_Given instruction_: Below is a block of records. Copy every line in it that contains the word "черный".

** start of Listed entries **

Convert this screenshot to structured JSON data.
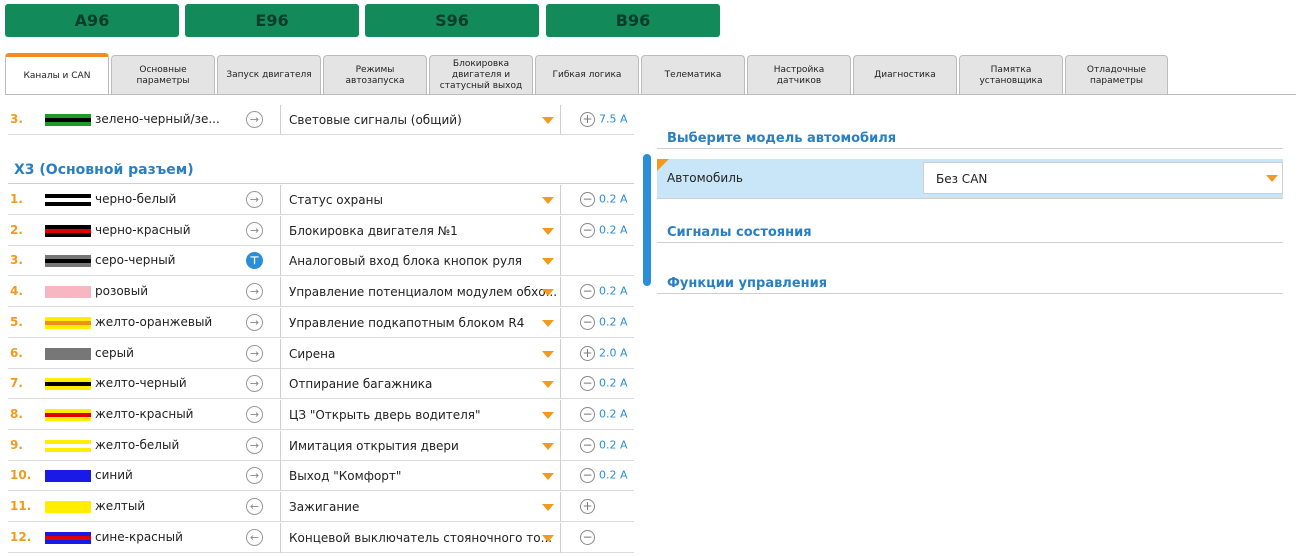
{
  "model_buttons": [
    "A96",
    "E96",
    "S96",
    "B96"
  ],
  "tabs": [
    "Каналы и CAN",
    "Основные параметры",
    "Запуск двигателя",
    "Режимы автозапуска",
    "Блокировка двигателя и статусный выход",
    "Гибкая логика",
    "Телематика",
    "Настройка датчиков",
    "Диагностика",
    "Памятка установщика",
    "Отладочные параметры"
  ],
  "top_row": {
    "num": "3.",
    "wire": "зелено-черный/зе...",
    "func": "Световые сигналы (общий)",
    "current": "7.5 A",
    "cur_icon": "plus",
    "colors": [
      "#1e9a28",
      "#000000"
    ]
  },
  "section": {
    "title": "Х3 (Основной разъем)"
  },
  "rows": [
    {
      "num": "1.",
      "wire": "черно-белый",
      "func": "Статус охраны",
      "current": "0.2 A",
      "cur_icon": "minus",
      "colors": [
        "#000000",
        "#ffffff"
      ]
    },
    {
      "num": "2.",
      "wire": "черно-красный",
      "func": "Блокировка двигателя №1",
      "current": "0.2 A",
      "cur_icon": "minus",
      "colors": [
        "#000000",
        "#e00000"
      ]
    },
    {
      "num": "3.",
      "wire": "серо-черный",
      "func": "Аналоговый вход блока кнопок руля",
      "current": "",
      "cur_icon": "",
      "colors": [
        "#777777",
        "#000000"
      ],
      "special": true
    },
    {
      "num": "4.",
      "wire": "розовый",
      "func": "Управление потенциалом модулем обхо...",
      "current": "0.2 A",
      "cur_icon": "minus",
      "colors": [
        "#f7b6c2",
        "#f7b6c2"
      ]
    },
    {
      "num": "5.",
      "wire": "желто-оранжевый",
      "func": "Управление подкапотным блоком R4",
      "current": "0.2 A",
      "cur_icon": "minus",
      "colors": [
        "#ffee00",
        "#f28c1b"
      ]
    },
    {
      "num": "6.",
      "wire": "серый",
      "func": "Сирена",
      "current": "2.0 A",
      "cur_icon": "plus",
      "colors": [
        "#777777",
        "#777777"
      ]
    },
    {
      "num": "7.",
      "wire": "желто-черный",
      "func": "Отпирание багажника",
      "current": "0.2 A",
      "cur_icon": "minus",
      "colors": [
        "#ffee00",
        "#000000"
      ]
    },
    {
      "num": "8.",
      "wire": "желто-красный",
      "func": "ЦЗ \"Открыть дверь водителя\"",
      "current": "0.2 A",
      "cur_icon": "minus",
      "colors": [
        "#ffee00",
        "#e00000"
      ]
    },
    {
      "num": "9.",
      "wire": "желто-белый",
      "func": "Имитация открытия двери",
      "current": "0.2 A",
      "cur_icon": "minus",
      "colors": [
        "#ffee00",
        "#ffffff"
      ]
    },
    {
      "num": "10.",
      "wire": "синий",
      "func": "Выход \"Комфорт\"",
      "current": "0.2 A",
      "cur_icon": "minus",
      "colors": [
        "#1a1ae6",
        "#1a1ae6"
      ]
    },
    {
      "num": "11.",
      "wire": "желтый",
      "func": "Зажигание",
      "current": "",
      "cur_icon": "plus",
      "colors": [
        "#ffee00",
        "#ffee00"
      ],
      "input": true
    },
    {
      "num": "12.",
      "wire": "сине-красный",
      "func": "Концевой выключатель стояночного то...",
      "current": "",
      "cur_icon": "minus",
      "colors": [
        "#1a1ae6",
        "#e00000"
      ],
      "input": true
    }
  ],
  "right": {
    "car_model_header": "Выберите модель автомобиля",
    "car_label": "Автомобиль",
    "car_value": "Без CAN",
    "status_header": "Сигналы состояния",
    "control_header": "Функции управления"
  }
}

** end of Listed entries **

_Expected answer_:
    "wire": "зелено-черный/зе...",
      "wire": "серо-черный",
      "wire": "желто-черный",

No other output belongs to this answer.